» **Short task**:
Copy out the listing from the line containing "y-tick-label: 0.18 — [102, 232, 136, 246]" up to and including the line containing "y-tick-label: 0.17 — [102, 276, 136, 290]", reproducing each line in order without any change.

» **Listed entries**:

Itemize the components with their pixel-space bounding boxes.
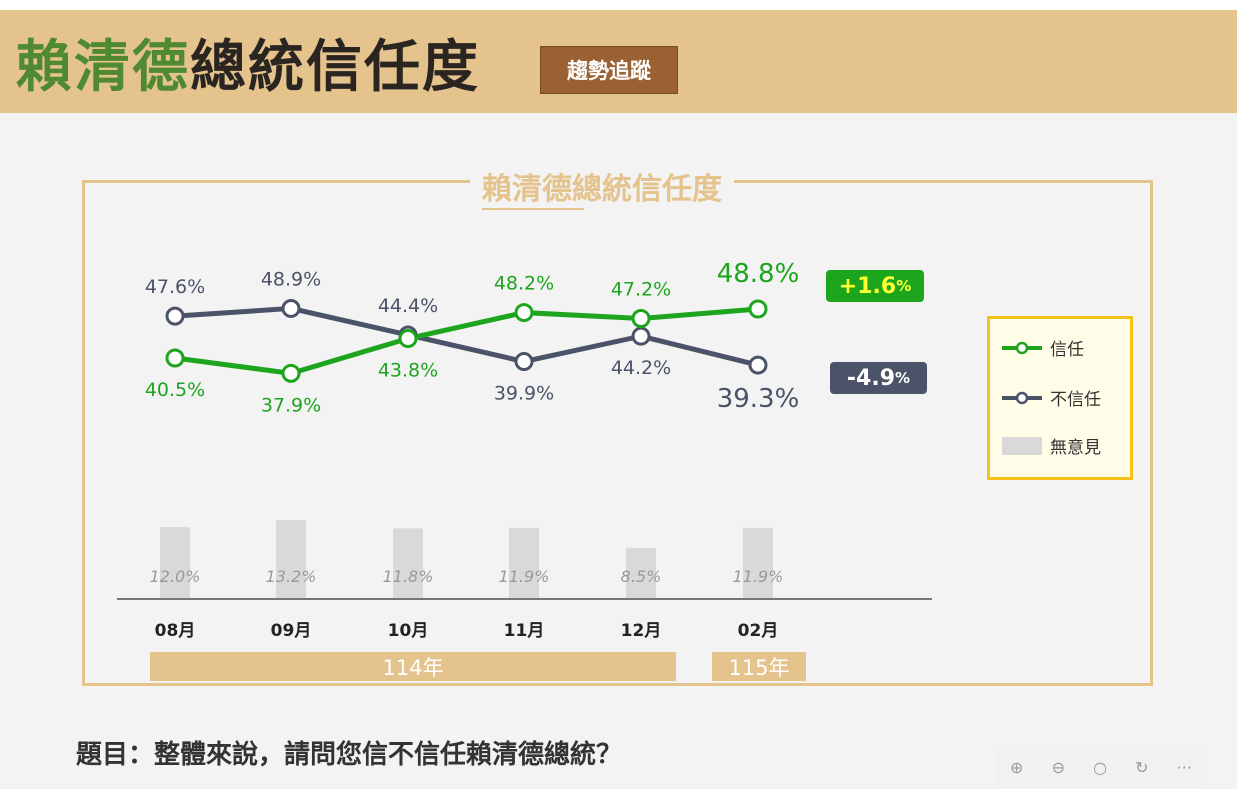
no-opinion-label: 11.8%	[383, 567, 434, 586]
title-rest: 總統信任度	[190, 35, 480, 100]
no-opinion-label: 13.2%	[266, 567, 317, 586]
trust-point	[631, 308, 651, 328]
no-opinion-bar	[393, 528, 423, 598]
trust-point	[281, 363, 301, 383]
trend-badge: 趨勢追蹤	[540, 46, 678, 94]
more-icon[interactable]: ···	[1176, 757, 1192, 777]
trust-change-badge: +1.6%	[826, 270, 924, 302]
year-label-115: 115年	[712, 652, 806, 681]
x-tick-label: 09月	[271, 621, 312, 641]
search-icon[interactable]: ○	[1093, 757, 1108, 777]
year-label-114: 114年	[150, 652, 676, 681]
no-opinion-label: 11.9%	[733, 567, 784, 586]
trust-legend-icon	[1002, 341, 1042, 354]
trust-data-label: 48.2%	[494, 273, 554, 295]
chart-title: 賴清德總統信任度	[470, 164, 734, 210]
distrust-line	[174, 305, 759, 368]
no-opinion-bar	[743, 527, 773, 598]
distrust-data-label: 39.9%	[494, 383, 554, 405]
image-toolbar: ⊕ ⊖ ○ ↻ ···	[996, 746, 1206, 788]
trust-point	[165, 348, 185, 368]
distrust-data-label: 44.2%	[611, 357, 671, 379]
trust-point	[398, 329, 418, 349]
x-tick-label: 02月	[738, 621, 779, 641]
legend: 信任 不信任 無意見	[987, 316, 1133, 480]
x-tick-label: 08月	[155, 621, 196, 641]
no-opinion-label: 12.0%	[150, 567, 201, 586]
distrust-data-label: 48.9%	[261, 268, 321, 290]
distrust-change-badge: -4.9%	[830, 362, 927, 394]
trust-line	[174, 306, 759, 376]
trust-data-label: 40.5%	[145, 379, 205, 401]
trust-data-label: 47.2%	[611, 278, 671, 300]
no-opinion-label: 11.9%	[499, 567, 550, 586]
zoom-out-icon[interactable]: ⊖	[1051, 757, 1065, 777]
distrust-data-label: 44.4%	[378, 295, 438, 317]
x-tick-label: 11月	[504, 621, 545, 641]
trust-data-label: 43.8%	[378, 360, 438, 382]
distrust-point	[165, 306, 185, 326]
no-opinion-bar	[276, 520, 306, 598]
legend-item-no-opinion: 無意見	[1002, 433, 1101, 458]
trust-data-label: 37.9%	[261, 394, 321, 416]
trust-data-label: 48.8%	[717, 259, 800, 289]
x-tick-label: 10月	[388, 621, 429, 641]
legend-item-trust: 信任	[1002, 335, 1084, 360]
legend-item-distrust: 不信任	[1002, 385, 1101, 410]
distrust-legend-icon	[1002, 391, 1042, 404]
page-title: 賴清德總統信任度	[16, 22, 480, 103]
distrust-point	[514, 352, 534, 372]
zoom-in-icon[interactable]: ⊕	[1010, 757, 1024, 777]
distrust-point	[748, 355, 768, 375]
no-opinion-legend-swatch	[1002, 436, 1042, 455]
no-opinion-bar	[626, 547, 656, 598]
no-opinion-bar	[509, 527, 539, 598]
x-tick-label: 12月	[621, 621, 662, 641]
distrust-point	[281, 298, 301, 318]
rotate-icon[interactable]: ↻	[1135, 757, 1149, 777]
title-name: 賴清德	[16, 35, 190, 100]
no-opinion-label: 8.5%	[621, 567, 662, 586]
trust-point	[748, 299, 768, 319]
distrust-data-label: 47.6%	[145, 276, 205, 298]
distrust-data-label: 39.3%	[717, 384, 800, 414]
distrust-point	[631, 326, 651, 346]
no-opinion-bar	[160, 527, 190, 598]
trust-point	[514, 303, 534, 323]
survey-question: 題目：整體來說，請問您信不信任賴清德總統？	[76, 740, 623, 770]
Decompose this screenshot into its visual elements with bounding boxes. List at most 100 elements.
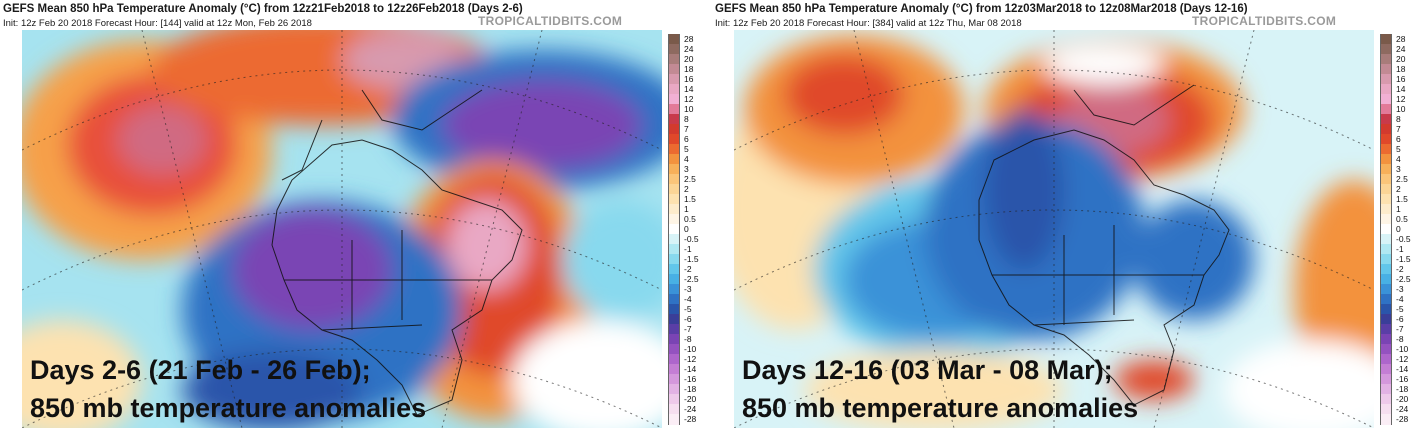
colorbar-swatch [668,264,680,275]
colorbar-swatch [1380,404,1392,415]
colorbar-tick-label: 6 [1396,133,1401,144]
colorbar-tick-label: -8 [684,333,692,344]
colorbar-tick-label: -3 [1396,283,1404,294]
colorbar-swatch [668,134,680,145]
colorbar-tick-label: 18 [684,63,694,74]
colorbar-swatch [668,214,680,225]
colorbar-swatch [1380,44,1392,55]
colorbar-tick-label: 7 [1396,123,1401,134]
colorbar-swatch [1380,144,1392,155]
colorbar-swatch [668,224,680,235]
colorbar-tick-label: -10 [684,343,697,354]
colorbar-tick-label: -20 [684,393,697,404]
colorbar-swatch [1380,194,1392,205]
colorbar-swatch [1380,374,1392,385]
colorbar-tick-label: 5 [1396,143,1401,154]
colorbar-swatch [1380,154,1392,165]
colorbar-swatch [668,174,680,185]
colorbar-tick-label: 2 [684,183,689,194]
overlay-caption-variable: 850 mb temperature anomalies [30,393,427,423]
colorbar-tick-label: 10 [1396,103,1406,114]
left-panel: GEFS Mean 850 hPa Temperature Anomaly (°… [0,0,700,442]
panel-title: GEFS Mean 850 hPa Temperature Anomaly (°… [715,3,1248,15]
colorbar-tick-label: -12 [684,353,697,364]
overlay-caption-variable: 850 mb temperature anomalies [742,393,1139,423]
colorbar-swatch [668,184,680,195]
anomaly-map-graphic [22,30,662,428]
colorbar-swatch [1380,274,1392,285]
colorbar-tick-label: 16 [684,73,694,84]
colorbar-swatch [668,104,680,115]
colorbar-tick-label: 4 [684,153,689,164]
colorbar-tick-label: -6 [684,313,692,324]
colorbar-swatch [668,344,680,355]
colorbar-swatch [668,54,680,65]
colorbar-tick-label: 6 [684,133,689,144]
colorbar-tick-label: -1.5 [1396,253,1411,264]
colorbar-tick-label: 28 [684,33,694,44]
colorbar-tick-label: 2.5 [684,173,696,184]
colorbar-swatch [668,414,680,425]
colorbar-swatch [1380,294,1392,305]
colorbar-tick-label: -1 [1396,243,1404,254]
colorbar-tick-label: 7 [684,123,689,134]
colorbar-tick-label: -7 [684,323,692,334]
colorbar-tick-label: 20 [684,53,694,64]
colorbar-tick-label: 2 [1396,183,1401,194]
colorbar-swatch [1380,414,1392,425]
colorbar-swatch [1380,114,1392,125]
colorbar-tick-label: -28 [684,413,697,424]
colorbar-tick-label: -14 [1396,363,1409,374]
colorbar-swatch [668,34,680,45]
colorbar-tick-label: -20 [1396,393,1409,404]
colorbar-tick-label: 12 [1396,93,1406,104]
colorbar-swatch [1380,64,1392,75]
colorbar-swatch [668,374,680,385]
panel-init-info: Init: 12z Feb 20 2018 Forecast Hour: [14… [3,18,312,29]
colorbar-tick-label: 0.5 [684,213,696,224]
colorbar-swatch [1380,284,1392,295]
colorbar-tick-label: -1.5 [684,253,699,264]
anomaly-map-graphic [734,30,1374,428]
colorbar-tick-label: 10 [684,103,694,114]
colorbar-swatch [1380,324,1392,335]
colorbar-tick-label: -28 [1396,413,1409,424]
colorbar-tick-label: 1 [1396,203,1401,214]
panel-title: GEFS Mean 850 hPa Temperature Anomaly (°… [3,3,523,15]
colorbar-swatch [1380,364,1392,375]
colorbar-swatch [668,164,680,175]
colorbar-swatch [668,204,680,215]
colorbar-tick-label: -16 [1396,373,1409,384]
colorbar-swatch [668,354,680,365]
colorbar-tick-label: 28 [1396,33,1406,44]
colorbar-swatch [1380,34,1392,45]
colorbar-tick-label: -1 [684,243,692,254]
colorbar-swatch [668,384,680,395]
colorbar-swatch [1380,124,1392,135]
colorbar-swatch [668,84,680,95]
colorbar-tick-label: -24 [1396,403,1409,414]
colorbar-tick-label: -6 [1396,313,1404,324]
colorbar-tick-label: 2.5 [1396,173,1408,184]
colorbar-tick-label: 24 [1396,43,1406,54]
colorbar-swatch [1380,104,1392,115]
colorbar-swatch [1380,224,1392,235]
colorbar-swatch [1380,214,1392,225]
colorbar-tick-label: -4 [1396,293,1404,304]
brand-watermark: TROPICALTIDBITS.COM [478,14,623,28]
colorbar-swatch [1380,174,1392,185]
colorbar-tick-label: -18 [1396,383,1409,394]
colorbar-swatch [1380,334,1392,345]
colorbar-swatch [1380,184,1392,195]
colorbar-swatch [668,294,680,305]
colorbar-tick-label: -24 [684,403,697,414]
anomaly-map: Days 12-16 (03 Mar - 08 Mar); 850 mb tem… [734,30,1374,428]
colorbar-swatch [1380,264,1392,275]
colorbar-tick-label: 14 [1396,83,1406,94]
colorbar-tick-label: -10 [1396,343,1409,354]
colorbar-tick-label: -8 [1396,333,1404,344]
colorbar-tick-label: 1.5 [684,193,696,204]
colorbar-legend: 28 24 20 18 16 14 12 10 8 7 6 5 4 3 2.5 2 1.5 1 0.5 0 -0.5 -1… [1380,34,1411,425]
right-panel: GEFS Mean 850 hPa Temperature Anomaly (°… [712,0,1412,442]
colorbar-swatch [668,64,680,75]
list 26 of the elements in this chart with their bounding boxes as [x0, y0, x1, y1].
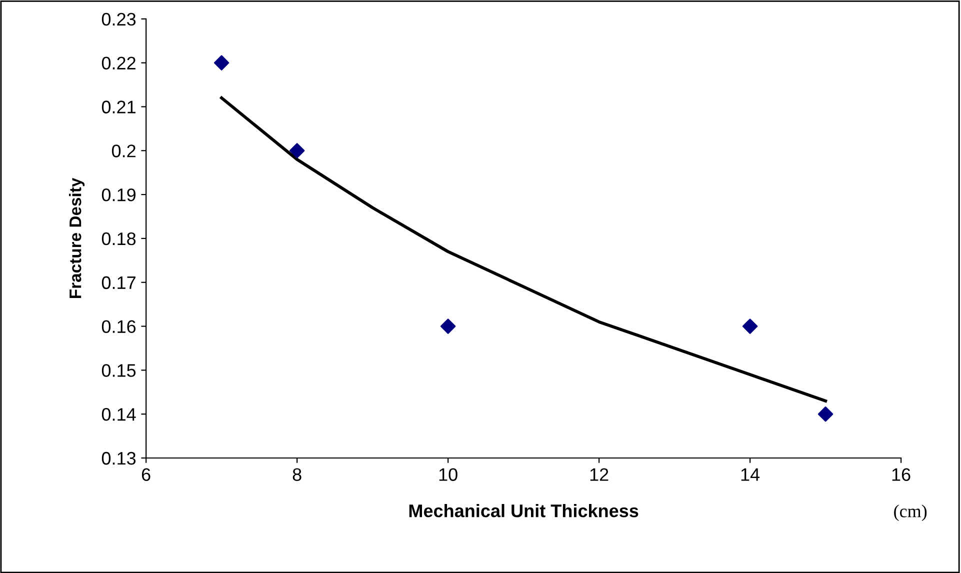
y-tick-label: 0.18 — [102, 232, 136, 246]
y-tick-label: 0.2 — [112, 144, 136, 158]
x-axis-title: Mechanical Unit Thickness — [409, 504, 638, 518]
y-axis-title: Fracture Desity — [69, 178, 85, 298]
x-tick-label: 14 — [741, 468, 760, 481]
point — [289, 142, 305, 158]
line-series — [220, 96, 828, 402]
x-tick-label: 6 — [142, 468, 150, 481]
x-tick-label: 8 — [292, 468, 302, 481]
y-tick-label: 0.16 — [102, 320, 136, 333]
point — [742, 318, 758, 334]
y-tick-label: 0.22 — [102, 56, 136, 70]
y-tick-label: 0.14 — [102, 408, 136, 421]
point — [818, 406, 834, 422]
y-tick-label: 0.17 — [102, 276, 136, 290]
point — [214, 55, 230, 70]
text: (cm) — [894, 504, 927, 522]
x-tick-label: 12 — [590, 468, 608, 481]
y-tick-label: 0.15 — [102, 364, 136, 377]
y-tick-label: 0.13 — [102, 452, 136, 465]
x-tick-label: 10 — [439, 468, 458, 481]
x-tick-label: 16 — [892, 468, 910, 481]
y-tick-label: 0.23 — [102, 12, 136, 26]
point — [440, 318, 456, 334]
y-tick-label: 0.19 — [102, 188, 136, 202]
y-tick-label: 0.21 — [102, 100, 136, 114]
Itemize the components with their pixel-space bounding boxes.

» **Result of this exercise**:
y-tick-label: 0.18 — [102, 232, 136, 246]
y-tick-label: 0.2 — [112, 144, 136, 158]
x-axis-title: Mechanical Unit Thickness — [409, 504, 638, 518]
y-axis-title: Fracture Desity — [69, 178, 85, 298]
x-tick-label: 14 — [741, 468, 760, 481]
point — [289, 142, 305, 158]
line-series — [220, 96, 828, 402]
x-tick-label: 6 — [142, 468, 150, 481]
x-tick-label: 8 — [292, 468, 302, 481]
y-tick-label: 0.16 — [102, 320, 136, 333]
point — [742, 318, 758, 334]
y-tick-label: 0.22 — [102, 56, 136, 70]
y-tick-label: 0.14 — [102, 408, 136, 421]
point — [818, 406, 834, 422]
y-tick-label: 0.17 — [102, 276, 136, 290]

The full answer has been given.